Exercise details - Repeat the records exactly. Every line must match.

— Start —

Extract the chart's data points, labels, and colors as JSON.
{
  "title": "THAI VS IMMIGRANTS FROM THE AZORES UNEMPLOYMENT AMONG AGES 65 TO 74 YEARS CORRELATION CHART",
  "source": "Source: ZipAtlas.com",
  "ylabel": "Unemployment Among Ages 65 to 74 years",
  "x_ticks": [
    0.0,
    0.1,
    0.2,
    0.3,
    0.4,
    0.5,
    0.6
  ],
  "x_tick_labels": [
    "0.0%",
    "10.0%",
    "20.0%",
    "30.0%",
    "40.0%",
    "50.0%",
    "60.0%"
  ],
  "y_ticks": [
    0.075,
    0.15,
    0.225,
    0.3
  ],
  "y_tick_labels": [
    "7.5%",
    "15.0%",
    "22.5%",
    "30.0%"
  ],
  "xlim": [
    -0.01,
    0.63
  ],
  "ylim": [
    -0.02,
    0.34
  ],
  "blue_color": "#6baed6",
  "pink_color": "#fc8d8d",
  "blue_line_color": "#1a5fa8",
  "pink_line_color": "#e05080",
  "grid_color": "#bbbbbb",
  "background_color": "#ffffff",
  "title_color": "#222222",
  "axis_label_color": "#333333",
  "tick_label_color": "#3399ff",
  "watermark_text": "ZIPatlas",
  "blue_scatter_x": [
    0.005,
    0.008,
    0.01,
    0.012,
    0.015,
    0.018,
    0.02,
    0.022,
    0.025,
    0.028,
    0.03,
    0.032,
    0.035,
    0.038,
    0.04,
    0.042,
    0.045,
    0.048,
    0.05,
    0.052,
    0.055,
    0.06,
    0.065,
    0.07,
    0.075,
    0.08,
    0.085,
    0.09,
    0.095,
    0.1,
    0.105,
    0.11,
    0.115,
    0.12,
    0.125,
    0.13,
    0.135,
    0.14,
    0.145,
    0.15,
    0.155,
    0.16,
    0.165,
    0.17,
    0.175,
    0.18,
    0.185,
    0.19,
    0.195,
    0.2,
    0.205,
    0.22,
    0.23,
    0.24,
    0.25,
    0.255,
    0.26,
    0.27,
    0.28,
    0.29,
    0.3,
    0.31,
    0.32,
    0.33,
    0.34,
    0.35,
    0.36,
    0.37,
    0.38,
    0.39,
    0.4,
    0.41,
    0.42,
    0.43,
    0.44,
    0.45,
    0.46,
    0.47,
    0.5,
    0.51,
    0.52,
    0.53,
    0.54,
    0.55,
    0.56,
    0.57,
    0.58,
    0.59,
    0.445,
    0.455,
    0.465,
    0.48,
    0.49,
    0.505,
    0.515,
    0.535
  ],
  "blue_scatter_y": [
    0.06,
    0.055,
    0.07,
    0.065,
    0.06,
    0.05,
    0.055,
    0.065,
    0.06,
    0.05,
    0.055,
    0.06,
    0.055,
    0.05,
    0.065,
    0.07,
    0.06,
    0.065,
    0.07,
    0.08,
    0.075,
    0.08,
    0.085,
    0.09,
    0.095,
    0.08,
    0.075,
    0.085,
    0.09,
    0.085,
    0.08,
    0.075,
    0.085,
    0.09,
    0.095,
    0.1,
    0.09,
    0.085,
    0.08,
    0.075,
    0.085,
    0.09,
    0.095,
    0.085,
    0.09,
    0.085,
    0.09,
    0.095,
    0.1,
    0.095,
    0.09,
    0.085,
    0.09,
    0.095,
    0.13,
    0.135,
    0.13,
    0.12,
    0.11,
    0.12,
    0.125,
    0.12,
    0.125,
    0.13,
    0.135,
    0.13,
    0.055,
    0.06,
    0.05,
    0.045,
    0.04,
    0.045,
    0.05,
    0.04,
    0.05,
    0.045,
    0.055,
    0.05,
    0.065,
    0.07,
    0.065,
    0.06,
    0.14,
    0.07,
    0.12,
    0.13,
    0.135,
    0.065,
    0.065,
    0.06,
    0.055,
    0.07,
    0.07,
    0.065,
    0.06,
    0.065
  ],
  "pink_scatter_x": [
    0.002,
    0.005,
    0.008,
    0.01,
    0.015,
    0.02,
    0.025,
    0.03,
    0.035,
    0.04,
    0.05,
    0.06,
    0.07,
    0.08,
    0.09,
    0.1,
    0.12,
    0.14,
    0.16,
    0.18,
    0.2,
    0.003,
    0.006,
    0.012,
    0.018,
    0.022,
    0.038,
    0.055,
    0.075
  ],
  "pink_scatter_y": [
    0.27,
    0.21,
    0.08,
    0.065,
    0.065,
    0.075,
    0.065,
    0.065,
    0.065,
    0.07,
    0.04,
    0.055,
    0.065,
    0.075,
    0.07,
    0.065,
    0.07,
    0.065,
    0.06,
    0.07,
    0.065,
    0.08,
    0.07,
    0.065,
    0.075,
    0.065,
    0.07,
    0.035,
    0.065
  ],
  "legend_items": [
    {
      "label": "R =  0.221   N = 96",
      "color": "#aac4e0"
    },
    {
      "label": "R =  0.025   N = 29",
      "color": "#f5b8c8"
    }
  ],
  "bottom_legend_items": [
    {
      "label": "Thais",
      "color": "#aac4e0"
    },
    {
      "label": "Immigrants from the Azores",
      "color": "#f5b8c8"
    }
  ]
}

— End —

Written solution -
Extract the chart's data points, labels, and colors as JSON.
{
  "title": "THAI VS IMMIGRANTS FROM THE AZORES UNEMPLOYMENT AMONG AGES 65 TO 74 YEARS CORRELATION CHART",
  "source": "Source: ZipAtlas.com",
  "ylabel": "Unemployment Among Ages 65 to 74 years",
  "x_ticks": [
    0.0,
    0.1,
    0.2,
    0.3,
    0.4,
    0.5,
    0.6
  ],
  "x_tick_labels": [
    "0.0%",
    "10.0%",
    "20.0%",
    "30.0%",
    "40.0%",
    "50.0%",
    "60.0%"
  ],
  "y_ticks": [
    0.075,
    0.15,
    0.225,
    0.3
  ],
  "y_tick_labels": [
    "7.5%",
    "15.0%",
    "22.5%",
    "30.0%"
  ],
  "xlim": [
    -0.01,
    0.63
  ],
  "ylim": [
    -0.02,
    0.34
  ],
  "blue_color": "#6baed6",
  "pink_color": "#fc8d8d",
  "blue_line_color": "#1a5fa8",
  "pink_line_color": "#e05080",
  "grid_color": "#bbbbbb",
  "background_color": "#ffffff",
  "title_color": "#222222",
  "axis_label_color": "#333333",
  "tick_label_color": "#3399ff",
  "watermark_text": "ZIPatlas",
  "blue_scatter_x": [
    0.005,
    0.008,
    0.01,
    0.012,
    0.015,
    0.018,
    0.02,
    0.022,
    0.025,
    0.028,
    0.03,
    0.032,
    0.035,
    0.038,
    0.04,
    0.042,
    0.045,
    0.048,
    0.05,
    0.052,
    0.055,
    0.06,
    0.065,
    0.07,
    0.075,
    0.08,
    0.085,
    0.09,
    0.095,
    0.1,
    0.105,
    0.11,
    0.115,
    0.12,
    0.125,
    0.13,
    0.135,
    0.14,
    0.145,
    0.15,
    0.155,
    0.16,
    0.165,
    0.17,
    0.175,
    0.18,
    0.185,
    0.19,
    0.195,
    0.2,
    0.205,
    0.22,
    0.23,
    0.24,
    0.25,
    0.255,
    0.26,
    0.27,
    0.28,
    0.29,
    0.3,
    0.31,
    0.32,
    0.33,
    0.34,
    0.35,
    0.36,
    0.37,
    0.38,
    0.39,
    0.4,
    0.41,
    0.42,
    0.43,
    0.44,
    0.45,
    0.46,
    0.47,
    0.5,
    0.51,
    0.52,
    0.53,
    0.54,
    0.55,
    0.56,
    0.57,
    0.58,
    0.59,
    0.445,
    0.455,
    0.465,
    0.48,
    0.49,
    0.505,
    0.515,
    0.535
  ],
  "blue_scatter_y": [
    0.06,
    0.055,
    0.07,
    0.065,
    0.06,
    0.05,
    0.055,
    0.065,
    0.06,
    0.05,
    0.055,
    0.06,
    0.055,
    0.05,
    0.065,
    0.07,
    0.06,
    0.065,
    0.07,
    0.08,
    0.075,
    0.08,
    0.085,
    0.09,
    0.095,
    0.08,
    0.075,
    0.085,
    0.09,
    0.085,
    0.08,
    0.075,
    0.085,
    0.09,
    0.095,
    0.1,
    0.09,
    0.085,
    0.08,
    0.075,
    0.085,
    0.09,
    0.095,
    0.085,
    0.09,
    0.085,
    0.09,
    0.095,
    0.1,
    0.095,
    0.09,
    0.085,
    0.09,
    0.095,
    0.13,
    0.135,
    0.13,
    0.12,
    0.11,
    0.12,
    0.125,
    0.12,
    0.125,
    0.13,
    0.135,
    0.13,
    0.055,
    0.06,
    0.05,
    0.045,
    0.04,
    0.045,
    0.05,
    0.04,
    0.05,
    0.045,
    0.055,
    0.05,
    0.065,
    0.07,
    0.065,
    0.06,
    0.14,
    0.07,
    0.12,
    0.13,
    0.135,
    0.065,
    0.065,
    0.06,
    0.055,
    0.07,
    0.07,
    0.065,
    0.06,
    0.065
  ],
  "pink_scatter_x": [
    0.002,
    0.005,
    0.008,
    0.01,
    0.015,
    0.02,
    0.025,
    0.03,
    0.035,
    0.04,
    0.05,
    0.06,
    0.07,
    0.08,
    0.09,
    0.1,
    0.12,
    0.14,
    0.16,
    0.18,
    0.2,
    0.003,
    0.006,
    0.012,
    0.018,
    0.022,
    0.038,
    0.055,
    0.075
  ],
  "pink_scatter_y": [
    0.27,
    0.21,
    0.08,
    0.065,
    0.065,
    0.075,
    0.065,
    0.065,
    0.065,
    0.07,
    0.04,
    0.055,
    0.065,
    0.075,
    0.07,
    0.065,
    0.07,
    0.065,
    0.06,
    0.07,
    0.065,
    0.08,
    0.07,
    0.065,
    0.075,
    0.065,
    0.07,
    0.035,
    0.065
  ],
  "legend_items": [
    {
      "label": "R =  0.221   N = 96",
      "color": "#aac4e0"
    },
    {
      "label": "R =  0.025   N = 29",
      "color": "#f5b8c8"
    }
  ],
  "bottom_legend_items": [
    {
      "label": "Thais",
      "color": "#aac4e0"
    },
    {
      "label": "Immigrants from the Azores",
      "color": "#f5b8c8"
    }
  ]
}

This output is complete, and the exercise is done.